- Exercise brief: In the entries below, find the lines that contain the word "name" and copy them.

- Data section:
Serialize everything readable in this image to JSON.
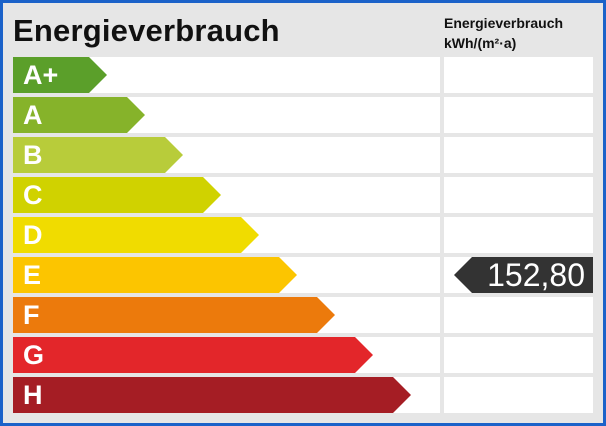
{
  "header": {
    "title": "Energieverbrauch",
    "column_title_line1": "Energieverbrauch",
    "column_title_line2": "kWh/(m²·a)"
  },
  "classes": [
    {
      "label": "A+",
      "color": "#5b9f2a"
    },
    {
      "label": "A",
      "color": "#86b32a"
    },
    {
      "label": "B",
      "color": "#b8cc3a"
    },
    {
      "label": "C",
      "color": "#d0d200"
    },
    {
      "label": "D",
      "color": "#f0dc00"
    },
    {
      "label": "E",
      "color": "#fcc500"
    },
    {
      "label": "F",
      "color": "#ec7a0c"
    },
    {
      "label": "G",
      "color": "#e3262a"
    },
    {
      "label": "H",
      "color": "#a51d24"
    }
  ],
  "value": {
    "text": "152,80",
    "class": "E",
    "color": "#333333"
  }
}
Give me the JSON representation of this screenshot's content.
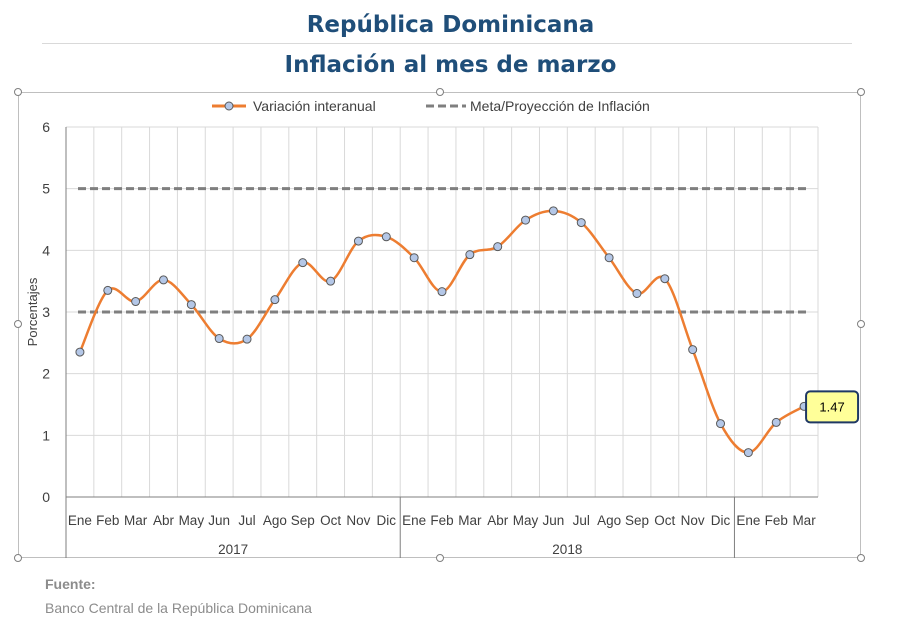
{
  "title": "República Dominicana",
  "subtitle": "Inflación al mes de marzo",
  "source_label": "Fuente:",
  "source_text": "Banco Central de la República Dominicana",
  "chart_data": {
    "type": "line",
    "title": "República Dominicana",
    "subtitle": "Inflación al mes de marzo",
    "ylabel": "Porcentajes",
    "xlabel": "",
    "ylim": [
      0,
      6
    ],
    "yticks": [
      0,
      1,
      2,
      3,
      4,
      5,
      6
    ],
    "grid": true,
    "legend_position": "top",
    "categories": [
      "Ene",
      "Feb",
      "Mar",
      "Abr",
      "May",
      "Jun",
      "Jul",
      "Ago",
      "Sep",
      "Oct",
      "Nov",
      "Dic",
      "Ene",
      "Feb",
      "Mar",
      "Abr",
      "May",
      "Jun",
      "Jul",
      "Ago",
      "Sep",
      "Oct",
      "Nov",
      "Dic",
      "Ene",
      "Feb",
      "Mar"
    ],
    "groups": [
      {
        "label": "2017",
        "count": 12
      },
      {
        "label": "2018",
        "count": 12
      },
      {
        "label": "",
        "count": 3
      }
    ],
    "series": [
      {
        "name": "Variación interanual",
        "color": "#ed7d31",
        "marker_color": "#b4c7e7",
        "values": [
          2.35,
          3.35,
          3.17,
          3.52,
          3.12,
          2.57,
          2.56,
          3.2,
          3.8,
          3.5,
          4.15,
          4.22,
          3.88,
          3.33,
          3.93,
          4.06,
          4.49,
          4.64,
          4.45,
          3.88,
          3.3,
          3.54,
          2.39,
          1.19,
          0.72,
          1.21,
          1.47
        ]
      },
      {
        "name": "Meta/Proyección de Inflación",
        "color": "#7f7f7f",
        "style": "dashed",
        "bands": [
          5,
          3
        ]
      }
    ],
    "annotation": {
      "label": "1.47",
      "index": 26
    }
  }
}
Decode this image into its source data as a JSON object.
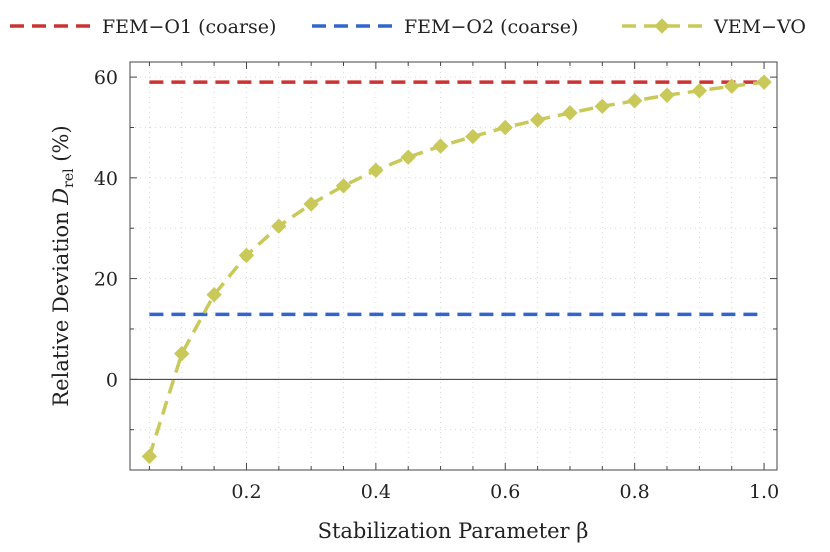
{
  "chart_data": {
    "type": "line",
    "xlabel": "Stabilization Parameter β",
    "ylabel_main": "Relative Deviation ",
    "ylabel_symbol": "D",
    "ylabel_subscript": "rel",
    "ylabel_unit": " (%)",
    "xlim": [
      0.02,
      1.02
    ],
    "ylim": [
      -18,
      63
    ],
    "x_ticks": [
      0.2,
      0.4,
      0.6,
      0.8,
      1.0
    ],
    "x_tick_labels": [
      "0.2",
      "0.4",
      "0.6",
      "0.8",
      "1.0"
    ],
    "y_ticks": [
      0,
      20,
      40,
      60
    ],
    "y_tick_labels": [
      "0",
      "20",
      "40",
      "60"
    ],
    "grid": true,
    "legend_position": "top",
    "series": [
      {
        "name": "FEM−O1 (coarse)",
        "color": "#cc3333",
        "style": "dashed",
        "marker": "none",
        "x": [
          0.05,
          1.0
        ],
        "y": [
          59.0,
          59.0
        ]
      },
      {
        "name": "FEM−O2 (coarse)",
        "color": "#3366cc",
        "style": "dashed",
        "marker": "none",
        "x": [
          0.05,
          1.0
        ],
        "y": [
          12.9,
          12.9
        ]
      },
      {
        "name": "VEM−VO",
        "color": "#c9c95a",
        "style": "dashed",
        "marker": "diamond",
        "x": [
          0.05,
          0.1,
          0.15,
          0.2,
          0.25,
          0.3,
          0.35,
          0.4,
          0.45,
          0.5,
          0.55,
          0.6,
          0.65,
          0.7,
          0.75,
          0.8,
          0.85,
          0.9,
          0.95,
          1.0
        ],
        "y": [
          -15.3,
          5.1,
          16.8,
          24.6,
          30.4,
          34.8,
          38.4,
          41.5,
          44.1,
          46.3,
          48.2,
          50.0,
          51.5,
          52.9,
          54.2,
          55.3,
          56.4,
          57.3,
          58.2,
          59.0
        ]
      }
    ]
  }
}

- Output of the exercise:
        "name": "Variación interanual",
        "name": "Meta/Proyección de Inflación",
        "name": "FEM−O1 (coarse)",
        "name": "FEM−O2 (coarse)",
        "name": "VEM−VO",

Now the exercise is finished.